## EXERCISE DETAILS
Repeat every line below exactly as it reads.

Collected data:
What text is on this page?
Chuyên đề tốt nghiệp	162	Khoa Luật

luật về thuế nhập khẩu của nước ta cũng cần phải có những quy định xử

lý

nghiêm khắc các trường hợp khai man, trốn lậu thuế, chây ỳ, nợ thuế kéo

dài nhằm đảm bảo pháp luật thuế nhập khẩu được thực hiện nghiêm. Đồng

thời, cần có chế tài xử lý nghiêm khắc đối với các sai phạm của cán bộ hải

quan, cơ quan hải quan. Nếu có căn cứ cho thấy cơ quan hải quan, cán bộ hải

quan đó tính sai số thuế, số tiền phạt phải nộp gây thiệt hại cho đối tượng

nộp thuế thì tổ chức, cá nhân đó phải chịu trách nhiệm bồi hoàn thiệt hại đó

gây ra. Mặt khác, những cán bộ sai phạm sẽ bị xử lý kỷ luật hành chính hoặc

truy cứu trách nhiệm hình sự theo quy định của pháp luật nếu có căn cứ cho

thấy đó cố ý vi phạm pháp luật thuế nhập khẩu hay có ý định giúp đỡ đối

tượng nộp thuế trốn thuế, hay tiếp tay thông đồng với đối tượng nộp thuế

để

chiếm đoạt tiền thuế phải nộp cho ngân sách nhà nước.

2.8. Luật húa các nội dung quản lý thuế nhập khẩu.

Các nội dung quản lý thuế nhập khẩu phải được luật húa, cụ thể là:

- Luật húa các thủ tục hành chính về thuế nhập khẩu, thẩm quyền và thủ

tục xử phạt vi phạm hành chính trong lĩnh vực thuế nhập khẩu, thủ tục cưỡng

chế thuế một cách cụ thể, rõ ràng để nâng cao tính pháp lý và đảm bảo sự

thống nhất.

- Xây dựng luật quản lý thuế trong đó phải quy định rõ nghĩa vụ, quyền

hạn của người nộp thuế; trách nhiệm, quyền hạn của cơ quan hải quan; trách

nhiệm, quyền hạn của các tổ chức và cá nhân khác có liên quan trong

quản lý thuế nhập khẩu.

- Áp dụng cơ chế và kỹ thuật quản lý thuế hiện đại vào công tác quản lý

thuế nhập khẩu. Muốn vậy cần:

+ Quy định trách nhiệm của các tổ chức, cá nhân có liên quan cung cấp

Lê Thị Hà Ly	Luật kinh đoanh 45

## FINAL RESULT
What text is on this page?
Chuyên đề tốt nghiệp	162	Khoa Luật

luật về thuế nhập khẩu của nước ta cũng cần phải có những quy định xử

lý

nghiêm khắc các trường hợp khai man, trốn lậu thuế, chây ỳ, nợ thuế kéo

dài nhằm đảm bảo pháp luật thuế nhập khẩu được thực hiện nghiêm. Đồng

thời, cần có chế tài xử lý nghiêm khắc đối với các sai phạm của cán bộ hải

quan, cơ quan hải quan. Nếu có căn cứ cho thấy cơ quan hải quan, cán bộ hải

quan đó tính sai số thuế, số tiền phạt phải nộp gây thiệt hại cho đối tượng

nộp thuế thì tổ chức, cá nhân đó phải chịu trách nhiệm bồi hoàn thiệt hại đó

gây ra. Mặt khác, những cán bộ sai phạm sẽ bị xử lý kỷ luật hành chính hoặc

truy cứu trách nhiệm hình sự theo quy định của pháp luật nếu có căn cứ cho

thấy đó cố ý vi phạm pháp luật thuế nhập khẩu hay có ý định giúp đỡ đối

tượng nộp thuế trốn thuế, hay tiếp tay thông đồng với đối tượng nộp thuế

để

chiếm đoạt tiền thuế phải nộp cho ngân sách nhà nước.

2.8. Luật húa các nội dung quản lý thuế nhập khẩu.

Các nội dung quản lý thuế nhập khẩu phải được luật húa, cụ thể là:

- Luật húa các thủ tục hành chính về thuế nhập khẩu, thẩm quyền và thủ

tục xử phạt vi phạm hành chính trong lĩnh vực thuế nhập khẩu, thủ tục cưỡng

chế thuế một cách cụ thể, rõ ràng để nâng cao tính pháp lý và đảm bảo sự

thống nhất.

- Xây dựng luật quản lý thuế trong đó phải quy định rõ nghĩa vụ, quyền

hạn của người nộp thuế; trách nhiệm, quyền hạn của cơ quan hải quan; trách

nhiệm, quyền hạn của các tổ chức và cá nhân khác có liên quan trong

quản lý thuế nhập khẩu.

- Áp dụng cơ chế và kỹ thuật quản lý thuế hiện đại vào công tác quản lý

thuế nhập khẩu. Muốn vậy cần:

+ Quy định trách nhiệm của các tổ chức, cá nhân có liên quan cung cấp

Lê Thị Hà Ly	Luật kinh đoanh 45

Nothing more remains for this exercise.